----- QUOTED PASSAGE

These days, a meal rarely feels complete without some leafy greens, but sometimes I just don't want to eat a salad and therefore have to sneak them in or incorporate them in other ways. Blending spinach or kale for breakfast is my go-to, whether that is in a smoothie/smoothie bowl or in my blended green chia pudding, which is what I am loving lately. I like to switch it up for lunch, using collard greens or large romaine lettuce leaves as a wrap. My favorite concoction includes hummus, avocado, and raw or roasted veggies. This is also a great time to use up any leftovers from the night before.

Sara McGlothlin, holistic nutritionist, founder of SaraMcGlothlin.com

4. Sauté them in ghee.

Sautéed in ghee or even bacon fat! I'm not kidding. Many of the vitamins in leafy greens are fat-soluble, so adding a little fat will not only increase the flavor but also allow your body to absorb the vitamins. I never eat kale raw, as it can go through your system like sandpaper. If you suffer from any sort of bloating or gas, please consider eating fewer raw kale salads, a common mistake I see many of my nutrition clients make.

----------

**WHAT TO WORK ON:**
- A) Answer from the leafy greens passage:
(i) What does the writer use as a wrap at lunch?
(ii) Which green does the writer never eat raw?
(iii) According to the passage, what two benefits come from adding a little fat to leafy greens?
- B) In the leafy greens passage, take the part that opens with the words containing "Sautéed in ghee" and closes with "nutrition clients make.". Swap "bacon fat" for "olive oil" and write that part out again.
- C) Name every kind of leafy green mentioned in the leafy greens passage.
The rows that follow have no connection to the leafy greens passage.

----- DATASET ROWS

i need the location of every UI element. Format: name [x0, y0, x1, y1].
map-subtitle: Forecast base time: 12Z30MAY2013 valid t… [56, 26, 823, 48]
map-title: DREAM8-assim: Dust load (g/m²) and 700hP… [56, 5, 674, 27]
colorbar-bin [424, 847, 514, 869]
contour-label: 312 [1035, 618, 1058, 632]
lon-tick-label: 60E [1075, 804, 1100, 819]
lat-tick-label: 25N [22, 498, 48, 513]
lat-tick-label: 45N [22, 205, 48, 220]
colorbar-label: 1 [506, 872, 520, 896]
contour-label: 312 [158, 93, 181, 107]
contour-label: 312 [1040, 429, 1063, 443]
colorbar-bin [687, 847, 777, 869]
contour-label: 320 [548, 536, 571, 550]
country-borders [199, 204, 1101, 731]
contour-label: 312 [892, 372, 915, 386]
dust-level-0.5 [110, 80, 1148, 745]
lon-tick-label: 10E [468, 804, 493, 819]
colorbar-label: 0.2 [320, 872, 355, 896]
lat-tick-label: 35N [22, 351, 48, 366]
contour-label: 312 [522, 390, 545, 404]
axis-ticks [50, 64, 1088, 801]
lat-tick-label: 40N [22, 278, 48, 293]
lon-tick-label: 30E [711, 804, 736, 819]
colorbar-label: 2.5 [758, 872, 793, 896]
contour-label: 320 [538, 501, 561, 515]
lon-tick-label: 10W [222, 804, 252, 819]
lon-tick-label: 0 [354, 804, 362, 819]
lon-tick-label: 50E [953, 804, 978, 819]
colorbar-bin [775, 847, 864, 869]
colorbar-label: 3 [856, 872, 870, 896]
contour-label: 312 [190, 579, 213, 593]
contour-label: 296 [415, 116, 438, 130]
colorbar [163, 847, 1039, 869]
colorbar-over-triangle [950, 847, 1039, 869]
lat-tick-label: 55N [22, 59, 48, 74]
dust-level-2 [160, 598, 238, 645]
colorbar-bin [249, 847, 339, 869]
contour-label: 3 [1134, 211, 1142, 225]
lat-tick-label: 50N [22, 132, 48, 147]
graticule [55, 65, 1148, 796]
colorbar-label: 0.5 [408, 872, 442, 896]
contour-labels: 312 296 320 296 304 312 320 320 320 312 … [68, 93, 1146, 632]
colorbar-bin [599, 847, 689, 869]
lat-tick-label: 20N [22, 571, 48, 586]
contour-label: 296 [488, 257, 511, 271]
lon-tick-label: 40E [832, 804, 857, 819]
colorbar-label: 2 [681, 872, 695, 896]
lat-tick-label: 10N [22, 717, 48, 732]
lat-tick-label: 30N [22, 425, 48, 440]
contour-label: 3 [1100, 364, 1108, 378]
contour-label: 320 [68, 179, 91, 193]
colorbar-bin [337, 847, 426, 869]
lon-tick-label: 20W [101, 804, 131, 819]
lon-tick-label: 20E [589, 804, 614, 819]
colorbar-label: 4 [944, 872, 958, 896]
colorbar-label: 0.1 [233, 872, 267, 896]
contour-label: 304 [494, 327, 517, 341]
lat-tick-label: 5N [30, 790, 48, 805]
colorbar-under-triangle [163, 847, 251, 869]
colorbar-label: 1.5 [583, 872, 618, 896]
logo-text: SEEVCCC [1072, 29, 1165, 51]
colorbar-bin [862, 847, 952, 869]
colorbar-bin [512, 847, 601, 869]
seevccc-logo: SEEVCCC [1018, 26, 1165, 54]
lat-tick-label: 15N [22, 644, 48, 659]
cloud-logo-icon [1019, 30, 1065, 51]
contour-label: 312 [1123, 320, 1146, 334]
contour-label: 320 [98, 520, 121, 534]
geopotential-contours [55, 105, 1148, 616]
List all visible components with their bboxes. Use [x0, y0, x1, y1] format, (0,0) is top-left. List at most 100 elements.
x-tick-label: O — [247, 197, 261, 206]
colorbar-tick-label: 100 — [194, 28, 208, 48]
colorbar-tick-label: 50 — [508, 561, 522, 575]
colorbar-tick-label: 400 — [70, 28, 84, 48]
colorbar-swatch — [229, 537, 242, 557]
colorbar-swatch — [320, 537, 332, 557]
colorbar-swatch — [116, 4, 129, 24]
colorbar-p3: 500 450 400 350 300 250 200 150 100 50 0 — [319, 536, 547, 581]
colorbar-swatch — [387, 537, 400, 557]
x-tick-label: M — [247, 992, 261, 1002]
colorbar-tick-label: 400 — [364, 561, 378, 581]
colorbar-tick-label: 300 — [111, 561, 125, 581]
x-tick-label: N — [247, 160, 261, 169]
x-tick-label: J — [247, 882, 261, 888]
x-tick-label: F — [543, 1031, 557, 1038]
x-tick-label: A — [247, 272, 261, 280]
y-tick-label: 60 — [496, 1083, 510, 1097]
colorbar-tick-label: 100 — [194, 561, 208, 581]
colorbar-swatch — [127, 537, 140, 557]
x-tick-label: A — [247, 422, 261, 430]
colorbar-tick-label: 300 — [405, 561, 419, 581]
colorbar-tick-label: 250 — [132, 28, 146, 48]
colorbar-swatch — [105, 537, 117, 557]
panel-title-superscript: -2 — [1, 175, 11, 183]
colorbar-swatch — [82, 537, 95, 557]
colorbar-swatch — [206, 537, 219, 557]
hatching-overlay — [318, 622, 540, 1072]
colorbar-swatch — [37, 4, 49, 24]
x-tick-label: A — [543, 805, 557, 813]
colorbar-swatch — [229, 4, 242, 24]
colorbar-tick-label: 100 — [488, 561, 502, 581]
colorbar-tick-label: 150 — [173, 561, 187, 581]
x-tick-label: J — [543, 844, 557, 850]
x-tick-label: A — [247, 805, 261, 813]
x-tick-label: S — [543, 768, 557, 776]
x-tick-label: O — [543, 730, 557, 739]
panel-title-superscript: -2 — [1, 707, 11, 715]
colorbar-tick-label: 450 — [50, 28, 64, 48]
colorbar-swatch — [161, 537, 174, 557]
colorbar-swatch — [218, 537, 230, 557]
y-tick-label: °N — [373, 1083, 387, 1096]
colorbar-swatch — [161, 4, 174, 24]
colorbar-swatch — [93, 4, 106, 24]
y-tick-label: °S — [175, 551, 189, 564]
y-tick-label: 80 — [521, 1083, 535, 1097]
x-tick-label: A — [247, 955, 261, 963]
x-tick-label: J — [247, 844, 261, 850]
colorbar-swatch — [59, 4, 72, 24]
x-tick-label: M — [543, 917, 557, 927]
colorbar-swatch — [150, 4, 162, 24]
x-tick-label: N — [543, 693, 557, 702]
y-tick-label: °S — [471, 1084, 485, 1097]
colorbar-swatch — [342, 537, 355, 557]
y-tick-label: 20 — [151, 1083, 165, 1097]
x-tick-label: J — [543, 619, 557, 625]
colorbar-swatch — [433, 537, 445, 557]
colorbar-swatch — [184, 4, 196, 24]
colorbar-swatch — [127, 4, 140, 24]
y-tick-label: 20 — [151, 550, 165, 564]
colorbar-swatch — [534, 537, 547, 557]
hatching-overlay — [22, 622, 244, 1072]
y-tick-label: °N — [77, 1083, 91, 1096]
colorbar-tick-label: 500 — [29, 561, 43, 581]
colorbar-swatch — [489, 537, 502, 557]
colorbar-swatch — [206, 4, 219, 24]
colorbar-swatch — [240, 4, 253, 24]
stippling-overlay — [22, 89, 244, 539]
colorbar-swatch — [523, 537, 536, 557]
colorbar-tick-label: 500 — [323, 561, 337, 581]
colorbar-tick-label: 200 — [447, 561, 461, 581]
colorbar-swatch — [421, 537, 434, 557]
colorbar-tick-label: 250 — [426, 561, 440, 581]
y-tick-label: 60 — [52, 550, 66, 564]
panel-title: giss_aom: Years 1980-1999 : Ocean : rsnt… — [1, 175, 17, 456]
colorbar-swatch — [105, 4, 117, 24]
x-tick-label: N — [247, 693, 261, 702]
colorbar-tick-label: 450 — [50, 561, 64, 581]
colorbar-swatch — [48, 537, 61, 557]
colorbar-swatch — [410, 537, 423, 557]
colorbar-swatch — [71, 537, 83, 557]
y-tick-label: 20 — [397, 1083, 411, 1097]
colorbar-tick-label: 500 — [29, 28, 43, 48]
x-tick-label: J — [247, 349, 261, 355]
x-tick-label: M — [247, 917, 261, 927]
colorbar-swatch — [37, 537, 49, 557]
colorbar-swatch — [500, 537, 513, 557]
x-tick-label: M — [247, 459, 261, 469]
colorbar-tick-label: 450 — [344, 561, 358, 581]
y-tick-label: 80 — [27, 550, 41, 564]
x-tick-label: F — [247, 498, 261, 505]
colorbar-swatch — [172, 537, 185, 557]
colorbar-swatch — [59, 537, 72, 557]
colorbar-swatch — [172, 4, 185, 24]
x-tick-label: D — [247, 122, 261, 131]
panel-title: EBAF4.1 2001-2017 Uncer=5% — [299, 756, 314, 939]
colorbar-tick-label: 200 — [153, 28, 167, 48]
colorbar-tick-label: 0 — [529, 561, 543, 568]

----------

**RESULTS FOR EACH TASK:**
- A)
(i) Collard greens or large romaine lettuce leaves.
(ii) Kale.
(iii) It increases the flavor and allows the body to absorb the fat-soluble vitamins.

- B)
Sautéed in ghee or even olive oil! I'm not kidding. Many of the vitamins in leafy greens are fat-soluble, so adding a little fat will not only increase the flavor but also allow your body to absorb the vitamins. I never eat kale raw, as it can go through your system like sandpaper. If you suffer from any sort of bloating or gas, please consider eating fewer raw kale salads, a common mistake I see many of my nutrition clients make.

- C) Spinach, kale, collard greens, romaine lettuce